■ **Exercise goal**
Make an exact copy of each entry, leaving out every picture.

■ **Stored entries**
******************************

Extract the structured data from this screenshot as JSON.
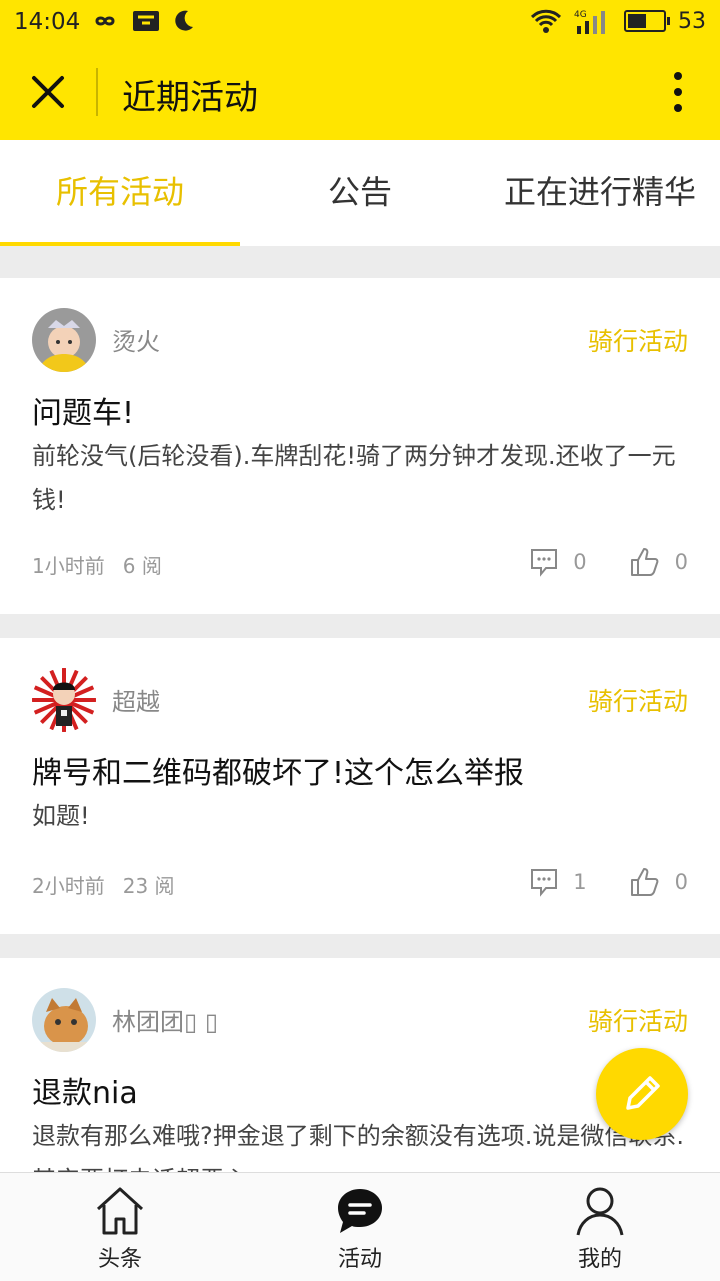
{
  "status_bar": {
    "time": "14:04",
    "battery": "53",
    "battery_fraction": 0.53,
    "network": "4G"
  },
  "header": {
    "title": "近期活动"
  },
  "tabs": [
    {
      "label": "所有活动",
      "active": true
    },
    {
      "label": "公告",
      "active": false
    },
    {
      "label": "正在进行精华",
      "active": false
    }
  ],
  "posts": [
    {
      "author": "烫火",
      "category": "骑行活动",
      "title": "问题车!",
      "excerpt": "前轮没气(后轮没看).车牌刮花!骑了两分钟才发现.还收了一元钱!",
      "time": "1小时前",
      "reads": "6 阅",
      "comments": "0",
      "likes": "0"
    },
    {
      "author": "超越",
      "category": "骑行活动",
      "title": "牌号和二维码都破坏了!这个怎么举报",
      "excerpt": "如题!",
      "time": "2小时前",
      "reads": "23 阅",
      "comments": "1",
      "likes": "0"
    },
    {
      "author": "林团团▯ ▯",
      "category": "骑行活动",
      "title": "退款nia",
      "excerpt": "退款有那么难哦?押金退了剩下的余额没有选项.说是微信联系.其实要打电话超恶心",
      "time": "",
      "reads": "",
      "comments": "",
      "likes": ""
    }
  ],
  "bottom_nav": [
    {
      "label": "头条",
      "icon": "home-icon"
    },
    {
      "label": "活动",
      "icon": "chat-bubble-icon",
      "active": true
    },
    {
      "label": "我的",
      "icon": "user-icon"
    }
  ],
  "colors": {
    "brand": "#ffe500",
    "accent": "#e8c000",
    "fab": "#ffd900"
  }
}
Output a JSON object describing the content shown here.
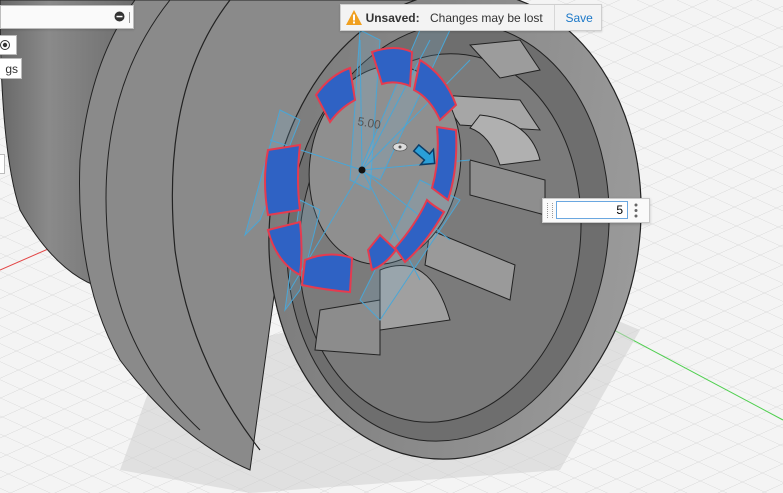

******************************

■ **Task output**
Extract the structured data from this screenshot as JSON.
{
  "status_bar": {
    "time": "14:04",
    "battery": "53",
    "battery_fraction": 0.53,
    "network": "4G"
  },
  "header": {
    "title": "近期活动"
  },
  "tabs": [
    {
      "label": "所有活动",
      "active": true
    },
    {
      "label": "公告",
      "active": false
    },
    {
      "label": "正在进行精华",
      "active": false
    }
  ],
  "posts": [
    {
      "author": "烫火",
      "category": "骑行活动",
      "title": "问题车!",
      "excerpt": "前轮没气(后轮没看).车牌刮花!骑了两分钟才发现.还收了一元钱!",
      "time": "1小时前",
      "reads": "6 阅",
      "comments": "0",
      "likes": "0"
    },
    {
      "author": "超越",
      "category": "骑行活动",
      "title": "牌号和二维码都破坏了!这个怎么举报",
      "excerpt": "如题!",
      "time": "2小时前",
      "reads": "23 阅",
      "comments": "1",
      "likes": "0"
    },
    {
      "author": "林团团▯ ▯",
      "category": "骑行活动",
      "title": "退款nia",
      "excerpt": "退款有那么难哦?押金退了剩下的余额没有选项.说是微信联系.其实要打电话超恶心",
      "time": "",
      "reads": "",
      "comments": "",
      "likes": ""
    }
  ],
  "bottom_nav": [
    {
      "label": "头条",
      "icon": "home-icon"
    },
    {
      "label": "活动",
      "icon": "chat-bubble-icon",
      "active": true
    },
    {
      "label": "我的",
      "icon": "user-icon"
    }
  ],
  "colors": {
    "brand": "#ffe500",
    "accent": "#e8c000",
    "fab": "#ffd900"
  }
}
Output a JSON object describing the content shown here.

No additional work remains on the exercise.